THE EXERCISE:
Scan the data below for the string "межбюджетные". Copy every line where it appears.

• • •

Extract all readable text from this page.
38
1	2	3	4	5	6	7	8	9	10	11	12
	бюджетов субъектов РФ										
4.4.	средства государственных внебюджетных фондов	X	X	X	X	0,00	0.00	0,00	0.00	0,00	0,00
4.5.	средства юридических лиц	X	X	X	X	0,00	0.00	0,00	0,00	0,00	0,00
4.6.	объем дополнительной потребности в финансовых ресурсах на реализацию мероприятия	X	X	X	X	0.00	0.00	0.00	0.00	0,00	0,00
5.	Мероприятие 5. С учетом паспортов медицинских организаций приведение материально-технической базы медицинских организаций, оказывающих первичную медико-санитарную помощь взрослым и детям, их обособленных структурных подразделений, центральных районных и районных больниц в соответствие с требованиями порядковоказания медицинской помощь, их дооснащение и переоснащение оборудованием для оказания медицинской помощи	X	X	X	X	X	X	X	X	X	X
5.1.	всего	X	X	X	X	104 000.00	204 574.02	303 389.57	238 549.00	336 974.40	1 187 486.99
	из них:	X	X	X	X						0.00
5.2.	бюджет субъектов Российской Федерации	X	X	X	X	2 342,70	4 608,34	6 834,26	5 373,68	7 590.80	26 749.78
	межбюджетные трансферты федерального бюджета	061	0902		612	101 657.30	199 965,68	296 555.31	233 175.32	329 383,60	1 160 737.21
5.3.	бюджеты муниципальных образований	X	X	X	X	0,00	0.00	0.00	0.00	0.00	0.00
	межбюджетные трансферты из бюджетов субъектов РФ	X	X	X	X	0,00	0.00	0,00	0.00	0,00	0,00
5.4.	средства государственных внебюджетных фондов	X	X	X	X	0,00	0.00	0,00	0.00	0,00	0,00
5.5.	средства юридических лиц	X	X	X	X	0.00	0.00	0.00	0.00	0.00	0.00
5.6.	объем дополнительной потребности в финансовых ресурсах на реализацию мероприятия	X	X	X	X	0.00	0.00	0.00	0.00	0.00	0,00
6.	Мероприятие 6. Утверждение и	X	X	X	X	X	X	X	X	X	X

• • •

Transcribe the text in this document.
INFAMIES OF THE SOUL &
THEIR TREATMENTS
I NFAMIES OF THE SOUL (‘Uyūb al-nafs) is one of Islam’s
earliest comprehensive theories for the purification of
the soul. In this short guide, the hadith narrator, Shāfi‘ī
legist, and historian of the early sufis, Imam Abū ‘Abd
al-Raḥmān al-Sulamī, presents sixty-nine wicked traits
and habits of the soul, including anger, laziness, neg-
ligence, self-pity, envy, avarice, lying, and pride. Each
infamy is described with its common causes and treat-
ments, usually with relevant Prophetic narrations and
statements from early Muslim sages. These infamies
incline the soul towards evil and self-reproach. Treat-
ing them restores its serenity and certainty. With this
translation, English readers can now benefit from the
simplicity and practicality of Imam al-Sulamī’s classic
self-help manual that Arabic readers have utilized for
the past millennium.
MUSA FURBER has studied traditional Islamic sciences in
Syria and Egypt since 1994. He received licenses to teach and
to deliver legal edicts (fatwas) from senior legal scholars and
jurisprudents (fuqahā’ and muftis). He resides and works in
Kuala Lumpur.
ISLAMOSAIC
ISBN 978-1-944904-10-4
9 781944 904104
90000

• • •

EXERCISE RESULT:
	межбюджетные трансферты федерального бюджета	061	0902		612	101 657.30	199 965,68	296 555.31	233 175.32	329 383,60	1 160 737.21
	межбюджетные трансферты из бюджетов субъектов РФ	X	X	X	X	0,00	0.00	0,00	0.00	0,00	0,00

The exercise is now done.